#### [Set task]
Transcribe the rows below word for word, starting at the line that contains "kdj-ymin: -3.71 <box>16 2006 101 2044</box>" and ending at the line that contains "kline-high-note: 25.44-> <box>616", with both of those lines included.

Coordinate annotation rows:

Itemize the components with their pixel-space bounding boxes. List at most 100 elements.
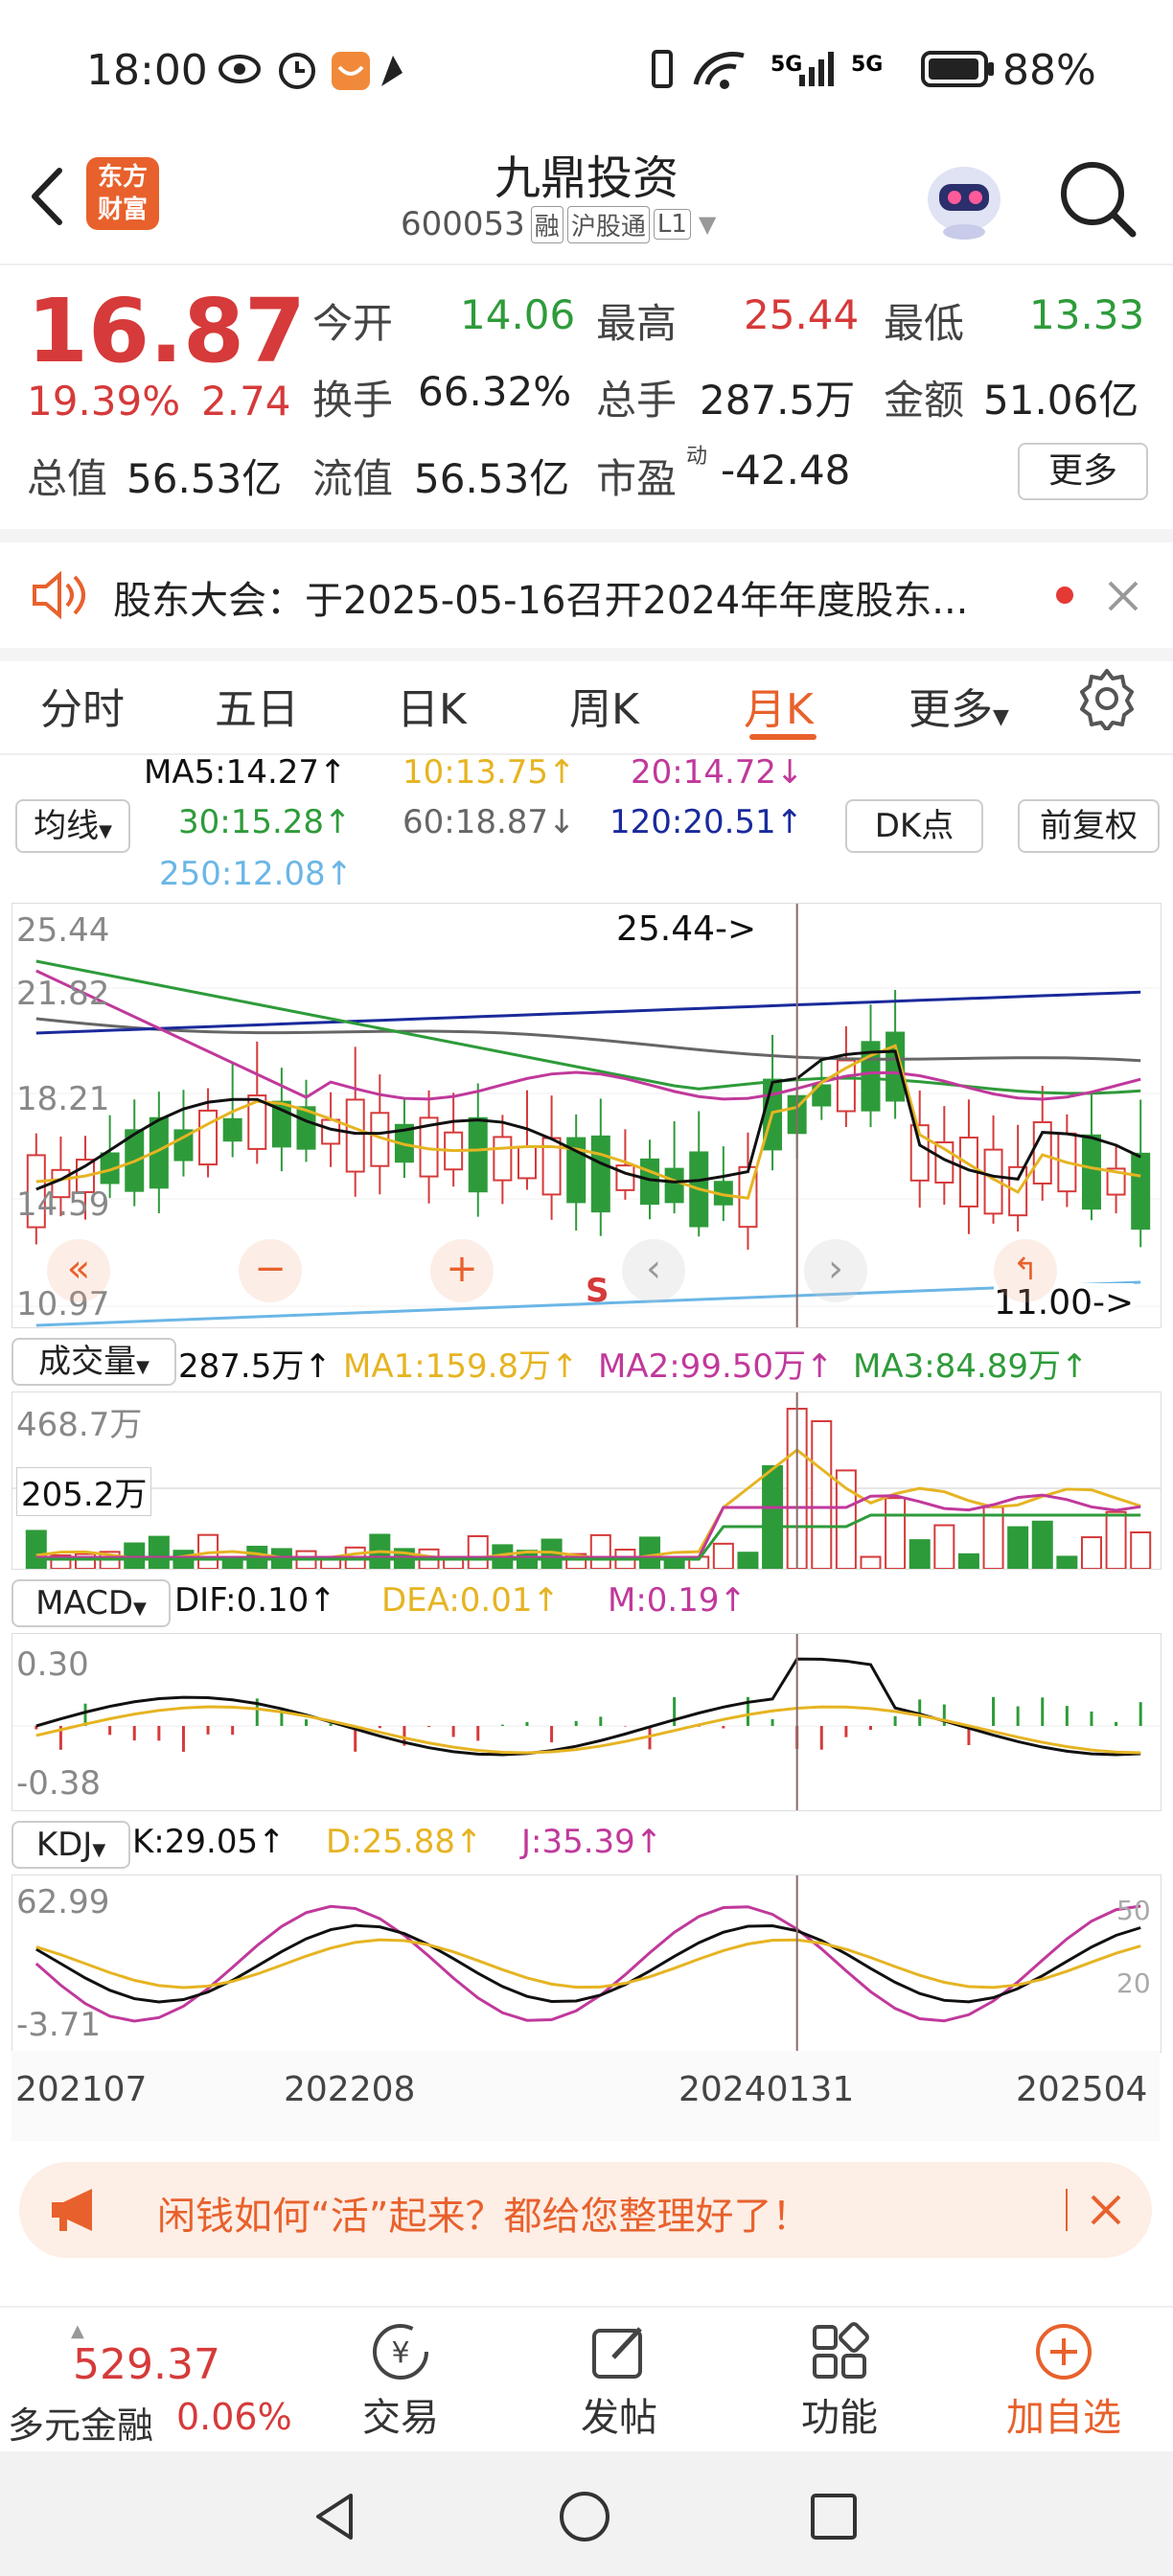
kdj-ymin: -3.71 <box>16 2006 101 2044</box>
volume-bar <box>885 1497 907 1569</box>
add-watchlist-button[interactable]: 加自选 <box>978 2321 1150 2442</box>
quote-panel: 16.87 19.39% 2.74 今开 14.06 最高 25.44 最低 1… <box>0 266 1173 525</box>
open-label: 今开 <box>312 300 394 347</box>
float-label: 流值 <box>312 455 394 502</box>
volume-bar <box>1105 1510 1127 1569</box>
svg-text:5G: 5G <box>770 53 802 77</box>
tab-intraday[interactable]: 分时 <box>40 675 125 736</box>
ad-divider <box>1066 2189 1068 2231</box>
ma-select-button[interactable]: 均线▼ <box>15 799 130 853</box>
kline-high-note: 25.44-> <box>616 909 757 949</box>
kdj-chart[interactable]: 62.99 -3.71 50 20 <box>12 1874 1162 2053</box>
grid-apps-icon <box>813 2322 869 2379</box>
date-label-2: 202208 <box>284 2070 416 2109</box>
stock-code-row[interactable]: 600053 融 沪股通 L1 ▼ <box>401 205 716 243</box>
adjust-price-button[interactable]: 前复权 <box>1018 799 1160 853</box>
macd-dif-label: DIF:0.10↑ <box>174 1581 336 1620</box>
kdj-ymax: 62.99 <box>16 1883 110 1921</box>
tab-more[interactable]: 更多▼ <box>908 675 1009 736</box>
tab-monthly-k[interactable]: 月K <box>744 675 814 736</box>
volume-chart[interactable]: 468.7万 205.2万 <box>12 1392 1162 1570</box>
volume-bar <box>957 1552 979 1569</box>
dk-point-button[interactable]: DK点 <box>845 799 983 853</box>
trade-yen-icon: ¥ <box>373 2324 428 2380</box>
date-label-3: 20240131 <box>678 2070 855 2109</box>
volume-select-button[interactable]: 成交量▼ <box>12 1338 176 1386</box>
tab-active-indicator <box>749 734 816 740</box>
kline-candle <box>468 1116 488 1193</box>
settings-gear-icon[interactable] <box>1075 667 1138 730</box>
nav-recents-icon[interactable] <box>807 2490 861 2543</box>
volume-bar <box>589 1533 611 1569</box>
ad-text: 闲钱如何“活”起来？都给您整理好了！ <box>157 2195 811 2239</box>
more-quote-button[interactable]: 更多 <box>1018 443 1148 500</box>
tab-daily-k[interactable]: 日K <box>397 675 467 736</box>
tab-weekly-k[interactable]: 周K <box>569 675 639 736</box>
nav-back-icon[interactable] <box>309 2490 362 2543</box>
kline-candle <box>345 1098 365 1173</box>
date-label-4: 202504 <box>1016 2070 1148 2109</box>
volume-label: 总手 <box>596 377 678 424</box>
volume-value-label: 287.5万↑ <box>178 1347 332 1386</box>
nav-home-icon[interactable] <box>558 2490 611 2543</box>
megaphone-icon <box>52 2189 92 2231</box>
chevron-down-icon: ▼ <box>698 211 717 238</box>
date-axis: 202107 202208 20240131 202504 <box>12 2051 1160 2141</box>
macd-select-button[interactable]: MACD▼ <box>12 1579 171 1627</box>
kdj-ref-20: 20 <box>1116 1967 1151 1999</box>
pe-label: 市盈 <box>596 455 678 502</box>
caret-up-icon: ▲ <box>71 2321 84 2341</box>
scroll-left-double-icon[interactable]: « <box>47 1239 110 1302</box>
close-icon[interactable] <box>1104 577 1142 615</box>
volume-bar <box>1007 1526 1029 1569</box>
kline-candle <box>1131 1152 1151 1230</box>
sector-index[interactable]: ▲ 529.37 多元金融 0.06% <box>0 2308 292 2453</box>
kdj-d-label: D:25.88↑ <box>326 1823 483 1861</box>
notice-text: 股东大会：于2025-05-16召开2024年年度股东... <box>113 579 969 623</box>
ma60-label: 60:18.87↓ <box>402 803 576 841</box>
sector-name: 多元金融 <box>8 2404 154 2447</box>
turnover-value: 66.32% <box>418 368 572 415</box>
volume-bar <box>835 1469 857 1569</box>
amount-label: 金额 <box>884 377 965 424</box>
ad-banner[interactable]: 闲钱如何“活”起来？都给您整理好了！ <box>19 2162 1152 2258</box>
battery-percent: 88% <box>1002 46 1096 95</box>
volume-bar <box>908 1539 931 1569</box>
volume-bar <box>639 1536 661 1569</box>
ma20-line <box>35 969 1141 1101</box>
kdj-d-line <box>35 1938 1141 1990</box>
functions-button[interactable]: 功能 <box>772 2321 907 2442</box>
date-label-1: 202107 <box>15 2070 148 2109</box>
post-button[interactable]: 发帖 <box>552 2321 686 2442</box>
unread-dot <box>1056 586 1073 604</box>
volume-bar <box>712 1542 734 1569</box>
volume-bar <box>860 1555 882 1569</box>
ma120-line <box>35 990 1141 1035</box>
ma250-label: 250:12.08↑ <box>159 855 354 893</box>
reset-view-icon[interactable]: ↰ <box>994 1239 1057 1302</box>
macd-chart[interactable]: 0.30 -0.38 <box>12 1633 1162 1811</box>
kdj-select-button[interactable]: KDJ▼ <box>12 1821 130 1869</box>
zoom-out-icon[interactable]: − <box>239 1239 302 1302</box>
high-value: 25.44 <box>744 291 860 338</box>
ad-close-icon[interactable] <box>1087 2191 1125 2229</box>
scroll-left-icon[interactable]: ‹ <box>622 1239 685 1302</box>
margin-tag: 融 <box>530 205 564 243</box>
trade-button[interactable]: ¥ 交易 <box>334 2321 468 2442</box>
notice-bar[interactable]: 股东大会：于2025-05-16召开2024年年度股东... <box>0 529 1173 661</box>
kline-candle <box>198 1109 218 1166</box>
ma60-line <box>35 1017 1141 1063</box>
kline-svg <box>12 904 1161 1327</box>
float-value: 56.53亿 <box>414 455 570 502</box>
mktcap-value: 56.53亿 <box>126 455 283 502</box>
kline-chart[interactable]: 25.44 21.82 18.21 14.59 10.97 25.44-> 11… <box>12 903 1162 1328</box>
robot-assistant-icon[interactable] <box>918 151 1010 243</box>
change-percent: 19.39% <box>27 378 181 425</box>
tab-five-day[interactable]: 五日 <box>215 675 299 736</box>
status-app-icons <box>218 52 402 90</box>
kdj-j-label: J:35.39↑ <box>521 1823 663 1861</box>
zoom-in-icon[interactable]: + <box>430 1239 494 1302</box>
open-value: 14.06 <box>460 291 576 338</box>
search-icon[interactable] <box>1054 155 1140 242</box>
scroll-right-icon[interactable]: › <box>804 1239 867 1302</box>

#### [Written response]
kdj-ymin: -3.71 <box>16 2006 101 2044</box>
volume-bar <box>885 1497 907 1569</box>
add-watchlist-button[interactable]: 加自选 <box>978 2321 1150 2442</box>
quote-panel: 16.87 19.39% 2.74 今开 14.06 最高 25.44 最低 1… <box>0 266 1173 525</box>
open-label: 今开 <box>312 300 394 347</box>
float-label: 流值 <box>312 455 394 502</box>
volume-bar <box>1105 1510 1127 1569</box>
svg-text:5G: 5G <box>770 53 802 77</box>
tab-intraday[interactable]: 分时 <box>40 675 125 736</box>
ad-divider <box>1066 2189 1068 2231</box>
ma-select-button[interactable]: 均线▼ <box>15 799 130 853</box>
kline-high-note: 25.44-> <box>616 909 757 949</box>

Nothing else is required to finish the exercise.